# What to produce
Please rewrite each line of the items below as a JSON list of strings, one string per line, omitting blank lines. Leave the pictures out of your answer.

# Input rows
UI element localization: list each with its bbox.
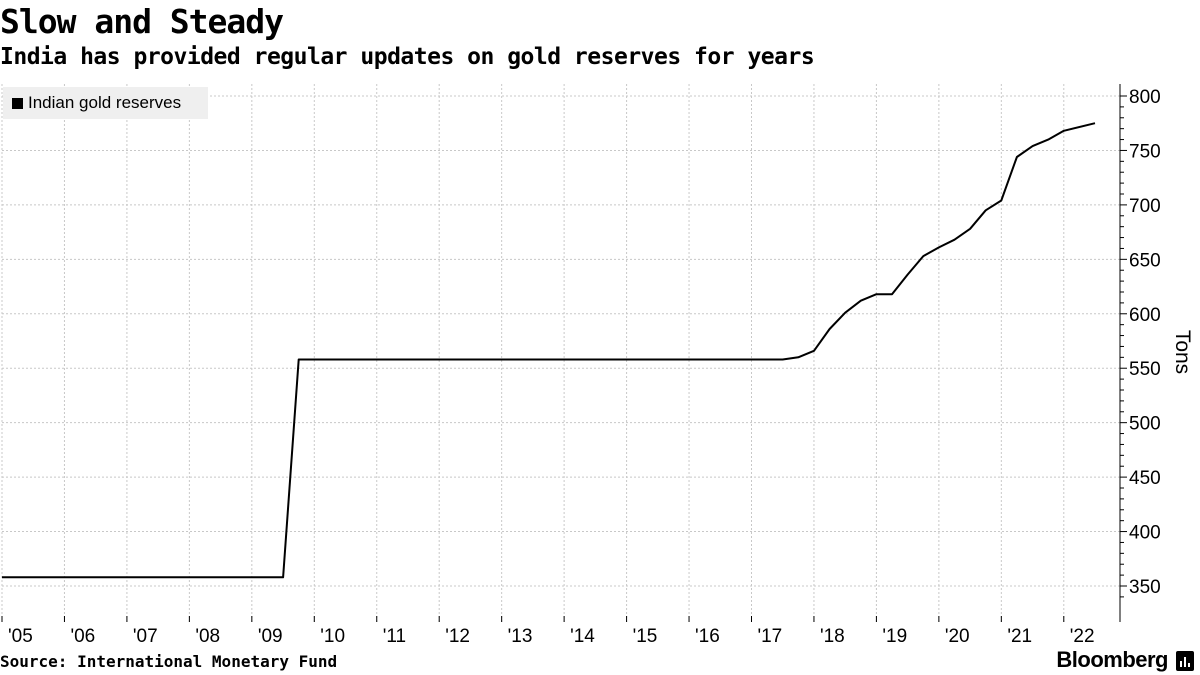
y-tick-label: 800 [1129, 87, 1161, 108]
x-tick-label: '22 [1070, 626, 1095, 647]
bloomberg-chart-icon [1176, 651, 1194, 671]
x-tick-label: '09 [258, 626, 283, 647]
x-tick-label: '16 [695, 626, 720, 647]
y-tick-label: 650 [1129, 250, 1161, 271]
y-tick-label: 500 [1129, 414, 1161, 435]
y-axis: 350 400 450 500 550 600 650 700 750 800 Tons [1119, 84, 1194, 622]
legend-label: Indian gold reserves [28, 93, 182, 112]
x-tick-label: '13 [508, 626, 533, 647]
source-note: Source: International Monetary Fund [0, 652, 338, 671]
x-tick-label: '20 [945, 626, 970, 647]
y-tick-label: 400 [1129, 523, 1161, 544]
y-axis-title: Tons [1171, 330, 1194, 374]
chart-subtitle: India has provided regular updates on go… [0, 44, 815, 70]
y-tick-label: 750 [1129, 141, 1161, 162]
x-tick-label: '15 [633, 626, 658, 647]
chart-title: Slow and Steady [0, 2, 284, 41]
legend: Indian gold reserves [3, 87, 208, 119]
brand-logo: Bloomberg [1056, 647, 1168, 672]
x-tick-label: '05 [8, 626, 33, 647]
x-tick-label: '14 [570, 626, 595, 647]
x-axis: '05 '06 '07 '08 '09 '10 '11 '12 '13 '14 '15 '16 '17 '… [1, 616, 1095, 647]
x-tick-label: '10 [320, 626, 345, 647]
x-tick-label: '08 [195, 626, 220, 647]
grid-lines [1, 84, 1120, 622]
x-tick-label: '21 [1007, 626, 1032, 647]
y-tick-label: 700 [1129, 196, 1161, 217]
y-tick-label: 550 [1129, 359, 1161, 380]
x-tick-label: '18 [820, 626, 845, 647]
x-tick-label: '06 [70, 626, 95, 647]
y-tick-label: 600 [1129, 305, 1161, 326]
x-tick-label: '17 [757, 626, 782, 647]
x-tick-label: '19 [882, 626, 907, 647]
y-tick-label: 350 [1129, 577, 1161, 598]
legend-swatch [12, 97, 23, 109]
series-layer [2, 122, 1096, 579]
y-tick-label: 450 [1129, 468, 1161, 489]
series-line-0 [2, 122, 1096, 579]
x-tick-label: '07 [133, 626, 158, 647]
x-tick-label: '11 [383, 626, 406, 647]
x-tick-label: '12 [445, 626, 470, 647]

# Exercise result
[
  "UI element localization: list each with its bbox.",
  "y-tick-label: 800 [1129, 87, 1161, 108]",
  "x-tick-label: '22 [1070, 626, 1095, 647]",
  "bloomberg-chart-icon [1176, 651, 1194, 671]",
  "x-tick-label: '09 [258, 626, 283, 647]",
  "x-tick-label: '16 [695, 626, 720, 647]",
  "y-tick-label: 650 [1129, 250, 1161, 271]",
  "y-tick-label: 500 [1129, 414, 1161, 435]",
  "y-axis: 350 400 450 500 550 600 650 700 750 800 Tons [1119, 84, 1194, 622]",
  "legend-label: Indian gold reserves [28, 93, 182, 112]",
  "x-tick-label: '13 [508, 626, 533, 647]",
  "source-note: Source: International Monetary Fund [0, 652, 338, 671]",
  "x-tick-label: '20 [945, 626, 970, 647]",
  "y-tick-label: 400 [1129, 523, 1161, 544]",
  "y-axis-title: Tons [1171, 330, 1194, 374]",
  "chart-subtitle: India has provided regular updates on go… [0, 44, 815, 70]",
  "y-tick-label: 750 [1129, 141, 1161, 162]",
  "x-tick-label: '15 [633, 626, 658, 647]",
  "chart-title: Slow and Steady [0, 2, 284, 41]",
  "legend: Indian gold reserves [3, 87, 208, 119]",
  "brand-logo: Bloomberg [1056, 647, 1168, 672]",
  "x-tick-label: '05 [8, 626, 33, 647]",
  "x-tick-label: '14 [570, 626, 595, 647]",
  "x-axis: '05 '06 '07 '08 '09 '10 '11 '12 '13 '14 '15 '16 '17 '… [1, 616, 1095, 647]",
  "x-tick-label: '10 [320, 626, 345, 647]",
  "x-tick-label: '08 [195, 626, 220, 647]",
  "grid-lines [1, 84, 1120, 622]",
  "x-tick-label: '21 [1007, 626, 1032, 647]",
  "y-tick-label: 700 [1129, 196, 1161, 217]",
  "y-tick-label: 550 [1129, 359, 1161, 380]",
  "x-tick-label: '18 [820, 626, 845, 647]",
  "x-tick-label: '06 [70, 626, 95, 647]",
  "y-tick-label: 600 [1129, 305, 1161, 326]",
  "x-tick-label: '17 [757, 626, 782, 647]",
  "x-tick-label: '19 [882, 626, 907, 647]",
  "y-tick-label: 350 [1129, 577, 1161, 598]",
  "legend-swatch [12, 97, 23, 109]",
  "series-layer [2, 122, 1096, 579]",
  "y-tick-label: 450 [1129, 468, 1161, 489]",
  "series-line-0 [2, 122, 1096, 579]",
  "x-tick-label: '07 [133, 626, 158, 647]",
  "x-tick-label: '11 [383, 626, 406, 647]",
  "x-tick-label: '12 [445, 626, 470, 647]"
]